Raw records:
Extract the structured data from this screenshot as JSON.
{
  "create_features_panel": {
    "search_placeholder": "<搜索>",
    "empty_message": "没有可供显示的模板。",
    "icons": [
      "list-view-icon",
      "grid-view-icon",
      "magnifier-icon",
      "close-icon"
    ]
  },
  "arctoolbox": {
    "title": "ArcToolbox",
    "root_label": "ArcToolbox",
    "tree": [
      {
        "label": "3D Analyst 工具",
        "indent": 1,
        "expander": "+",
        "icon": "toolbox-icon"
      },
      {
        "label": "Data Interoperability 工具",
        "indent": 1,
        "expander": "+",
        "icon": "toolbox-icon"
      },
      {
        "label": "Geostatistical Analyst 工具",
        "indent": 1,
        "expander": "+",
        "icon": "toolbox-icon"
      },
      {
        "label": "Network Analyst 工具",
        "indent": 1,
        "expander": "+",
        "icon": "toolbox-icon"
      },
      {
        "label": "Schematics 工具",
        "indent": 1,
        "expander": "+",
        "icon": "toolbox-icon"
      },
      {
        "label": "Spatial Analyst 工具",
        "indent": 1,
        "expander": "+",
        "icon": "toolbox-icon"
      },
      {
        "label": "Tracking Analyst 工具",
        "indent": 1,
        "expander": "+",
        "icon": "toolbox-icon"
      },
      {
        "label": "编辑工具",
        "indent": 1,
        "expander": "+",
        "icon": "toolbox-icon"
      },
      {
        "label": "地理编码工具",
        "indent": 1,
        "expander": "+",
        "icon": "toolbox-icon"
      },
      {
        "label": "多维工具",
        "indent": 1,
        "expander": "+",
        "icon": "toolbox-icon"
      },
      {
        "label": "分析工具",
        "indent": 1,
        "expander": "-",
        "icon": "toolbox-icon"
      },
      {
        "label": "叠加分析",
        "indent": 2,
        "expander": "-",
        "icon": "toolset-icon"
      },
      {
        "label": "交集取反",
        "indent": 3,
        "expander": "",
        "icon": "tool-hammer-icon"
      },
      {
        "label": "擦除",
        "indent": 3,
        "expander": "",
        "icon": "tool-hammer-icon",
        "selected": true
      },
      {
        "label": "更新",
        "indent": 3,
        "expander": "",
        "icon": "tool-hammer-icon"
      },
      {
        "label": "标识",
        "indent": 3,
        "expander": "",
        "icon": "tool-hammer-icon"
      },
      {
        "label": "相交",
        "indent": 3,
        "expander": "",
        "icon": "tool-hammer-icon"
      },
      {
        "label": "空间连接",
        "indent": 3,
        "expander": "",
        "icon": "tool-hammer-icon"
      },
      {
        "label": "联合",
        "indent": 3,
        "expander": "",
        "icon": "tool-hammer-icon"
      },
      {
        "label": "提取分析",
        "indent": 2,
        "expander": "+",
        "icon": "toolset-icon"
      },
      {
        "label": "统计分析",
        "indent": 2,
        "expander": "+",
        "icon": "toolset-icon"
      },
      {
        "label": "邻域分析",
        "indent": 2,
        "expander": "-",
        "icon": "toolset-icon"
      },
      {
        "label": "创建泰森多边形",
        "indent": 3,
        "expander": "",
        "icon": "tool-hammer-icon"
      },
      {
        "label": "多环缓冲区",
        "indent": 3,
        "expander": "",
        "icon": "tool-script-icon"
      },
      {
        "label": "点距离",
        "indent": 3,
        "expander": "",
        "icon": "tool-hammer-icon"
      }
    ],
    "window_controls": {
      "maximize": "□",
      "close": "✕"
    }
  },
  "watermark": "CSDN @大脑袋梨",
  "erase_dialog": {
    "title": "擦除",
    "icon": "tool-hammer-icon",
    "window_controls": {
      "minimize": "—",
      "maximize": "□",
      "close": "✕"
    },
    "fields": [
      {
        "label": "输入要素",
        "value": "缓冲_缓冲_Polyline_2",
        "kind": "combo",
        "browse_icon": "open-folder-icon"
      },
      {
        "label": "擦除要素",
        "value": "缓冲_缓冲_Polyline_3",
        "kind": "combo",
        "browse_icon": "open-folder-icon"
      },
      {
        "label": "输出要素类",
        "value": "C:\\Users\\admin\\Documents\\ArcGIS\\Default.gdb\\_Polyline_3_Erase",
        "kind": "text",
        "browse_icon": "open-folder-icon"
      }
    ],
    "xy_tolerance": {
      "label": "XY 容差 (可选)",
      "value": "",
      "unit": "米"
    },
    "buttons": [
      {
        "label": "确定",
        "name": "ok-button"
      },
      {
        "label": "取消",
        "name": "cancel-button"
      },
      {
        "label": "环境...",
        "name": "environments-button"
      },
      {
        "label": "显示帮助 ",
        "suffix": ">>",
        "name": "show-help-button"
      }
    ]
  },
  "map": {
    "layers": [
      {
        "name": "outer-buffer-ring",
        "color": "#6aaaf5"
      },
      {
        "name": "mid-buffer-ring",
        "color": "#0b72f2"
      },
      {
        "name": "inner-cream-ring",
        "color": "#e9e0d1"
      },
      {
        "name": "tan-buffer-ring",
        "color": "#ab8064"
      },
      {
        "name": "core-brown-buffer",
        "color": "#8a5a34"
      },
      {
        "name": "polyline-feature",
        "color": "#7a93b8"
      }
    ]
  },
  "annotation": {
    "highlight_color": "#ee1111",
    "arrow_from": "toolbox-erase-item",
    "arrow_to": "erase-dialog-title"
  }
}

---

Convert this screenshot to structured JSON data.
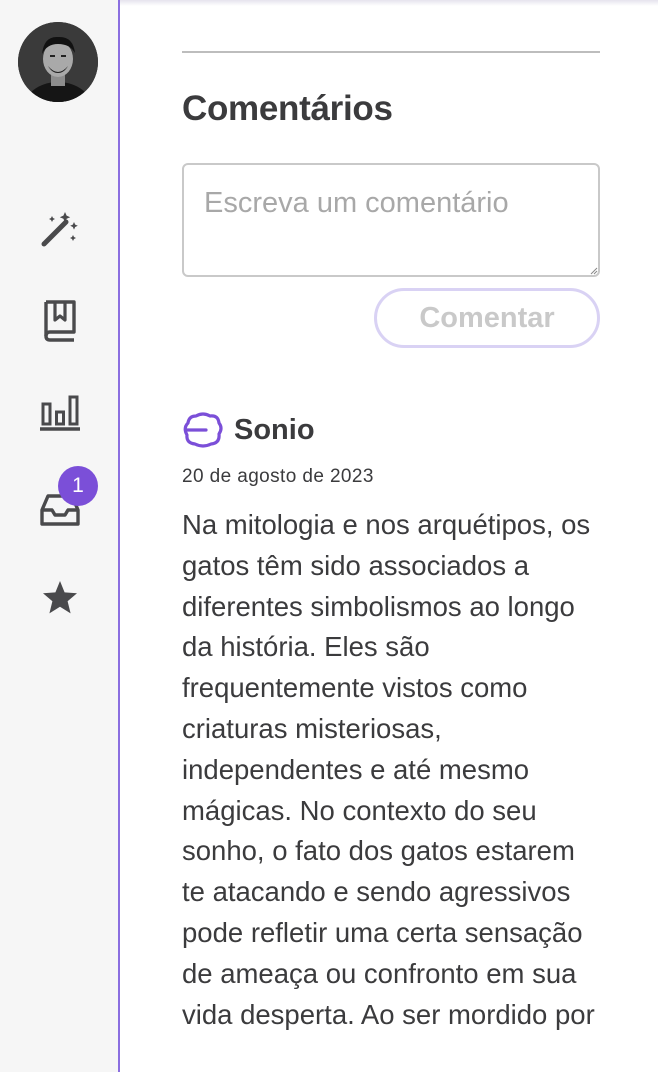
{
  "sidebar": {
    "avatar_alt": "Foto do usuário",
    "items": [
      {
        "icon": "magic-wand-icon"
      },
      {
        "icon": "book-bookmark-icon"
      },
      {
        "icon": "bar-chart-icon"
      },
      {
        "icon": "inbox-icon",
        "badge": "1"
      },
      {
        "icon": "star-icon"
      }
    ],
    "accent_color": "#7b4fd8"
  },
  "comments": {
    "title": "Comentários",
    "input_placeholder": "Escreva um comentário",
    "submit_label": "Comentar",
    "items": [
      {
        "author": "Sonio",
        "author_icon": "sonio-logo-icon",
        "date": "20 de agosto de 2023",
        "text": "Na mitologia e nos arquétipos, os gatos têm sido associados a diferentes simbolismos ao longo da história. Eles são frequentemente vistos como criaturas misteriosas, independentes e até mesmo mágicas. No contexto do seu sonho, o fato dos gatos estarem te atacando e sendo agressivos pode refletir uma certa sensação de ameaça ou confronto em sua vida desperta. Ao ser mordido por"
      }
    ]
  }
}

==

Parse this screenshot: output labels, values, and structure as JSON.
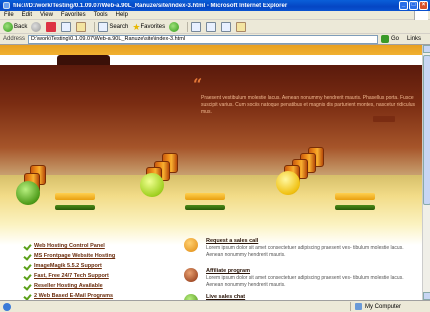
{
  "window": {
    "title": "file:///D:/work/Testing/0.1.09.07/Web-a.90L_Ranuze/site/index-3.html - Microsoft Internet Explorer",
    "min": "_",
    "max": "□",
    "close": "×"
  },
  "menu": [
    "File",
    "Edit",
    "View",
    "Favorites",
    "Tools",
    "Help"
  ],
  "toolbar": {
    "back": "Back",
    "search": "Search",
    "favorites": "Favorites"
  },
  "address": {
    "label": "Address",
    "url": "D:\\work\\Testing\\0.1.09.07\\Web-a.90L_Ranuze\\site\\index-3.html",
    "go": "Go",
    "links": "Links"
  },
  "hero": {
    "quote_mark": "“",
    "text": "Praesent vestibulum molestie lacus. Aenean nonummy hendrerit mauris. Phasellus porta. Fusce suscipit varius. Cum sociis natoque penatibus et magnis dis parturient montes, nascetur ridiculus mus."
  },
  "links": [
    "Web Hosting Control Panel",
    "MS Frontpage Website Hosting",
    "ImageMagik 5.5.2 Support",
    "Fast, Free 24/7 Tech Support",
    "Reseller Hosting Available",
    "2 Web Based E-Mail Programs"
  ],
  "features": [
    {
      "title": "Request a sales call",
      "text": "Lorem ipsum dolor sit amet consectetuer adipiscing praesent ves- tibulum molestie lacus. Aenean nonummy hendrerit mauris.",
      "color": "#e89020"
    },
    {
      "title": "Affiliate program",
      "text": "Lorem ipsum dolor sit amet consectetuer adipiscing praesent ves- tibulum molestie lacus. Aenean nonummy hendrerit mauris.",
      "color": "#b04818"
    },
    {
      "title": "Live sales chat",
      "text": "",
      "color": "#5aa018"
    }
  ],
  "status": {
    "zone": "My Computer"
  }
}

SHORT PROBLEM >> Read the data above and pull out each line that holds the string "Hosting".

RIGHT ANSWER >>
    "Web Hosting Control Panel",
    "MS Frontpage Website Hosting",
    "Reseller Hosting Available",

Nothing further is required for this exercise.